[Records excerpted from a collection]
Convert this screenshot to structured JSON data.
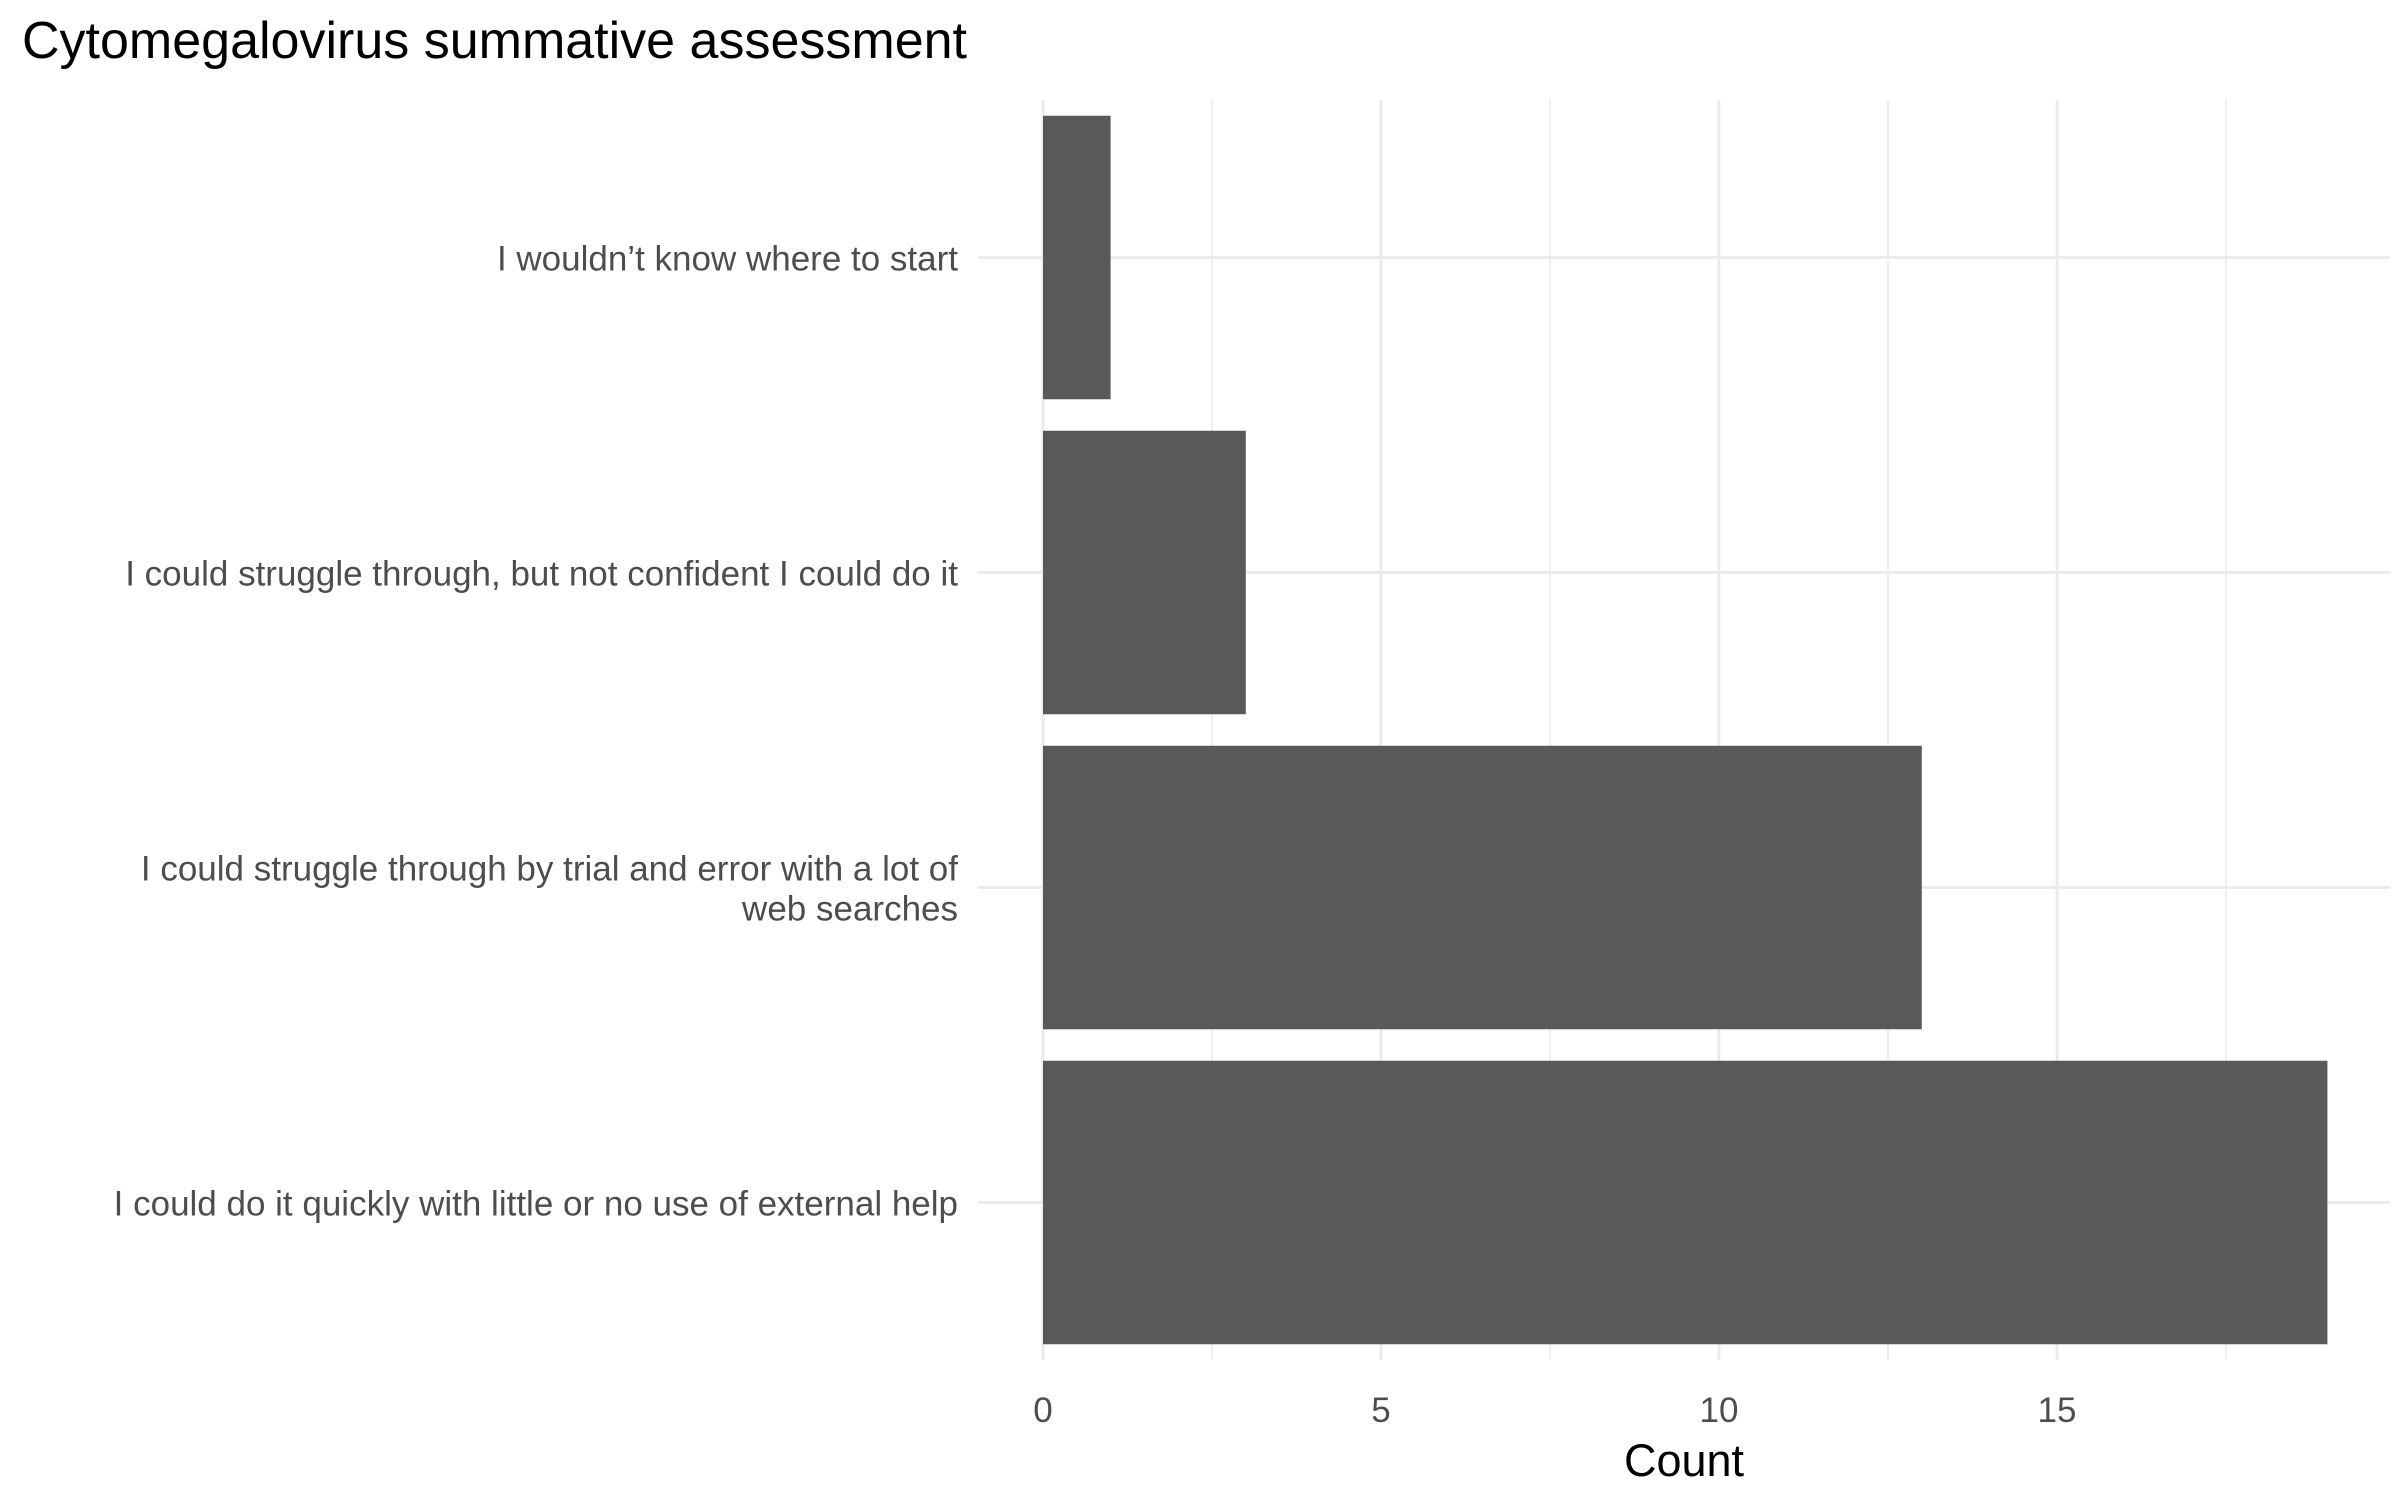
{
  "chart_data": {
    "type": "bar",
    "orientation": "horizontal",
    "title": "Cytomegalovirus summative assessment",
    "xlabel": "Count",
    "ylabel": "",
    "categories": [
      "I wouldn’t know where to start",
      "I could struggle through, but not confident I could do it",
      "I could struggle through by trial and error with a lot of web searches",
      "I could do it quickly with little or no use of external help"
    ],
    "category_lines": [
      [
        "I wouldn’t know where to start"
      ],
      [
        "I could struggle through, but not confident I could do it"
      ],
      [
        "I could struggle through by trial and error with a lot of",
        "web searches"
      ],
      [
        "I could do it quickly with little or no use of external help"
      ]
    ],
    "values": [
      1,
      3,
      13,
      19
    ],
    "xlim": [
      0,
      20
    ],
    "xticks": [
      0,
      5,
      10,
      15
    ],
    "grid": true,
    "legend": "none",
    "bar_color": "#595959",
    "grid_color": "#ebebeb"
  }
}
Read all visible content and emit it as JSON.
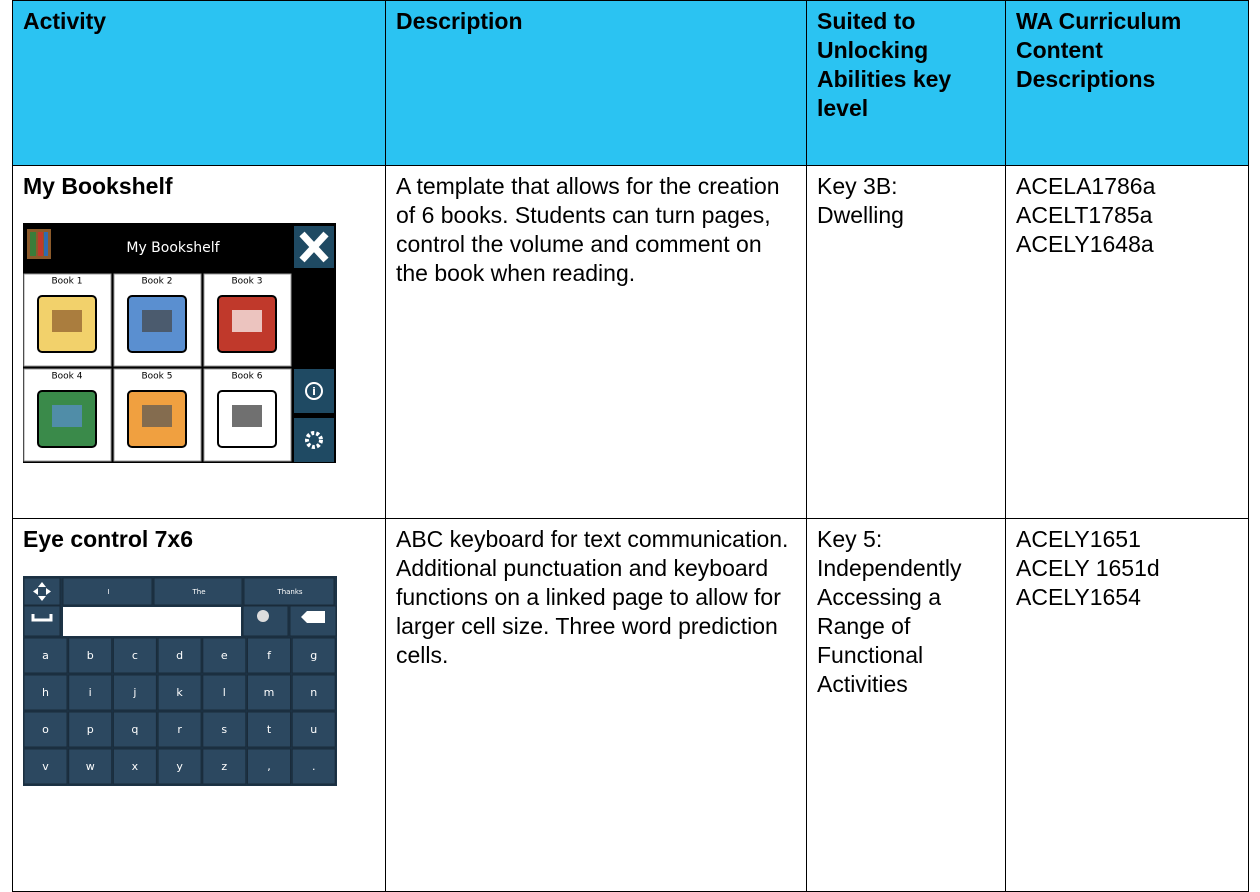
{
  "table": {
    "header": [
      "Activity",
      "Description",
      "Suited to Unlocking Abilities key level",
      "WA Curriculum Content Descriptions"
    ],
    "rows": [
      {
        "activity": "My Bookshelf",
        "description": "A template that allows for the creation of 6 books. Students can turn pages, control the volume and comment on the book when reading.",
        "key_level": [
          "Key 3B:",
          "Dwelling"
        ],
        "codes": [
          "ACELA1786a",
          "ACELT1785a",
          "ACELY1648a"
        ],
        "screenshot": {
          "title": "My Bookshelf",
          "cells": [
            "Book 1",
            "Book 2",
            "Book 3",
            "Book 4",
            "Book 5",
            "Book 6"
          ]
        }
      },
      {
        "activity": "Eye control 7x6",
        "description": "ABC keyboard for text communication. Additional punctuation and keyboard functions on a linked page to allow for larger cell size. Three word prediction cells.",
        "key_level": [
          "Key 5:",
          "Independently",
          "Accessing a",
          "Range of",
          "Functional",
          "Activities"
        ],
        "codes": [
          "ACELY1651",
          "ACELY 1651d",
          "ACELY1654"
        ],
        "screenshot": {
          "predictions": [
            "I",
            "The",
            "Thanks"
          ],
          "keys": [
            "a",
            "b",
            "c",
            "d",
            "e",
            "f",
            "g",
            "h",
            "i",
            "j",
            "k",
            "l",
            "m",
            "n",
            "o",
            "p",
            "q",
            "r",
            "s",
            "t",
            "u",
            "v",
            "w",
            "x",
            "y",
            "z",
            ",",
            "."
          ]
        }
      }
    ]
  }
}
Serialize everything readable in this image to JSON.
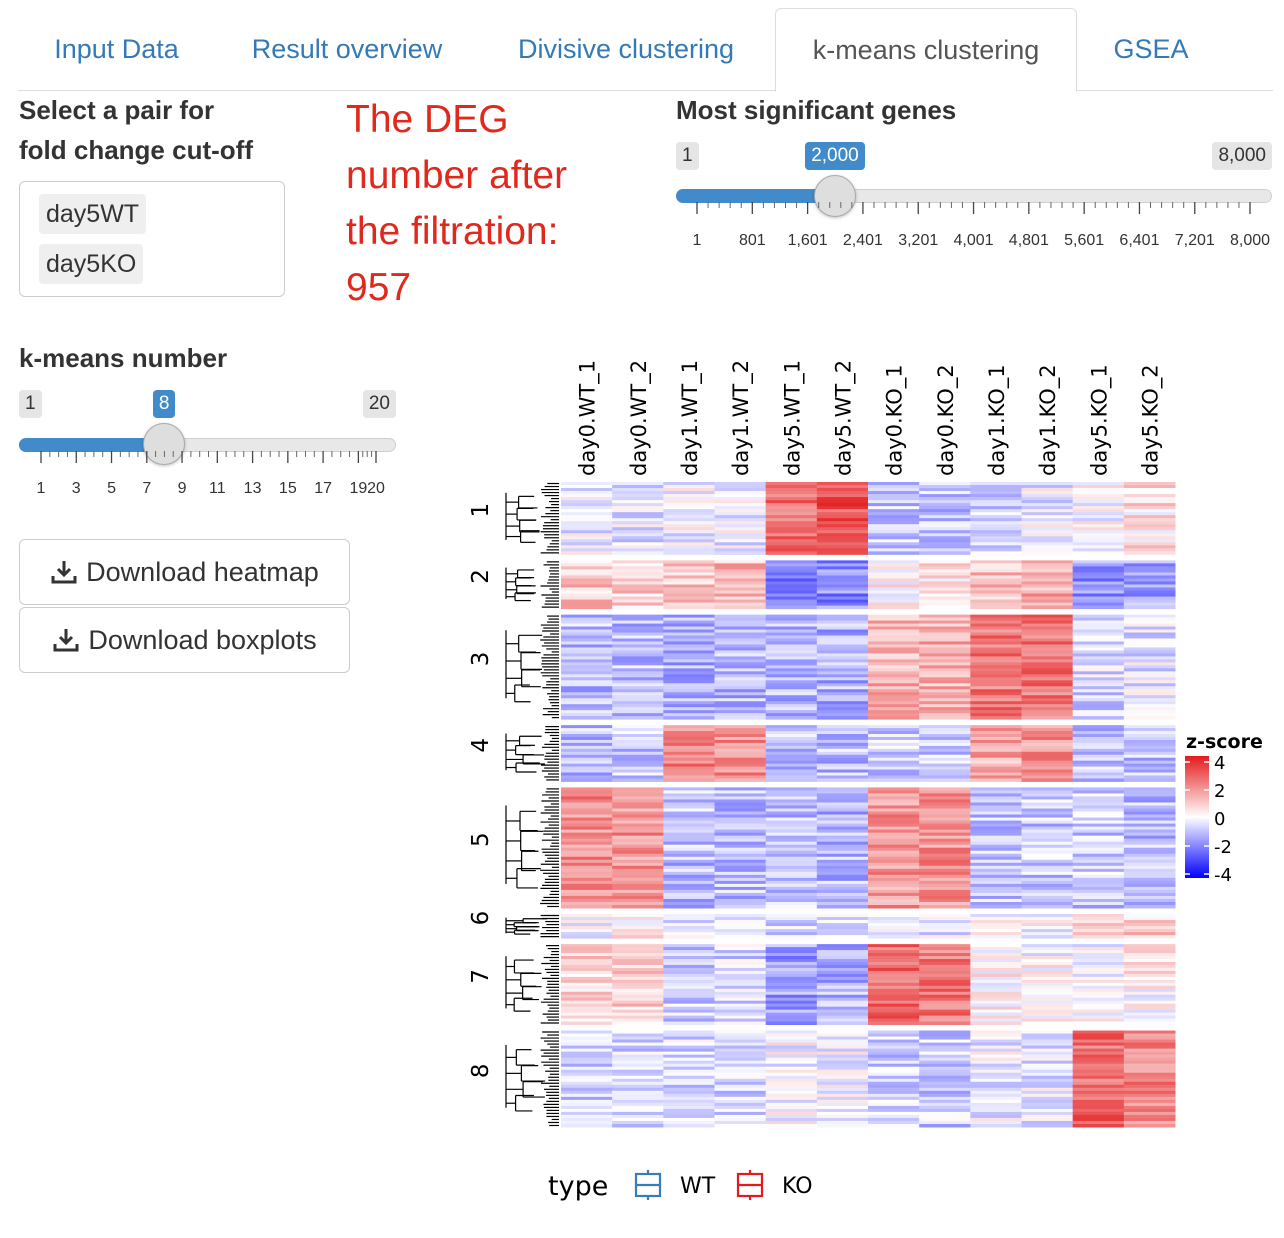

### TASK STATEMENT
All entries should be restated word for word; no images belong in the copy.

### OUTPUT BELOW
Convert this screenshot to structured JSON data.
{
  "chart_data": {
    "type": "bar",
    "orientation": "horizontal",
    "title": "Cytomegalovirus summative assessment",
    "xlabel": "Count",
    "ylabel": "",
    "categories": [
      "I wouldn’t know where to start",
      "I could struggle through, but not confident I could do it",
      "I could struggle through by trial and error with a lot of web searches",
      "I could do it quickly with little or no use of external help"
    ],
    "category_lines": [
      [
        "I wouldn’t know where to start"
      ],
      [
        "I could struggle through, but not confident I could do it"
      ],
      [
        "I could struggle through by trial and error with a lot of",
        "web searches"
      ],
      [
        "I could do it quickly with little or no use of external help"
      ]
    ],
    "values": [
      1,
      3,
      13,
      19
    ],
    "xlim": [
      0,
      20
    ],
    "xticks": [
      0,
      5,
      10,
      15
    ],
    "grid": true,
    "legend": "none",
    "bar_color": "#595959",
    "grid_color": "#ebebeb"
  }
}
Read all visible content and emit it as JSON.
{
  "table": {
    "header": [
      "Activity",
      "Description",
      "Suited to Unlocking Abilities key level",
      "WA Curriculum Content Descriptions"
    ],
    "rows": [
      {
        "activity": "My Bookshelf",
        "description": "A template that allows for the creation of 6 books. Students can turn pages, control the volume and comment on the book when reading.",
        "key_level": [
          "Key 3B:",
          "Dwelling"
        ],
        "codes": [
          "ACELA1786a",
          "ACELT1785a",
          "ACELY1648a"
        ],
        "screenshot": {
          "title": "My Bookshelf",
          "cells": [
            "Book 1",
            "Book 2",
            "Book 3",
            "Book 4",
            "Book 5",
            "Book 6"
          ]
        }
      },
      {
        "activity": "Eye control 7x6",
        "description": "ABC keyboard for text communication. Additional punctuation and keyboard functions on a linked page to allow for larger cell size. Three word prediction cells.",
        "key_level": [
          "Key 5:",
          "Independently",
          "Accessing a",
          "Range of",
          "Functional",
          "Activities"
        ],
        "codes": [
          "ACELY1651",
          "ACELY 1651d",
          "ACELY1654"
        ],
        "screenshot": {
          "predictions": [
            "I",
            "The",
            "Thanks"
          ],
          "keys": [
            "a",
            "b",
            "c",
            "d",
            "e",
            "f",
            "g",
            "h",
            "i",
            "j",
            "k",
            "l",
            "m",
            "n",
            "o",
            "p",
            "q",
            "r",
            "s",
            "t",
            "u",
            "v",
            "w",
            "x",
            "y",
            "z",
            ",",
            "."
          ]
        }
      }
    ]
  }
}
Serialize everything readable in this image to JSON.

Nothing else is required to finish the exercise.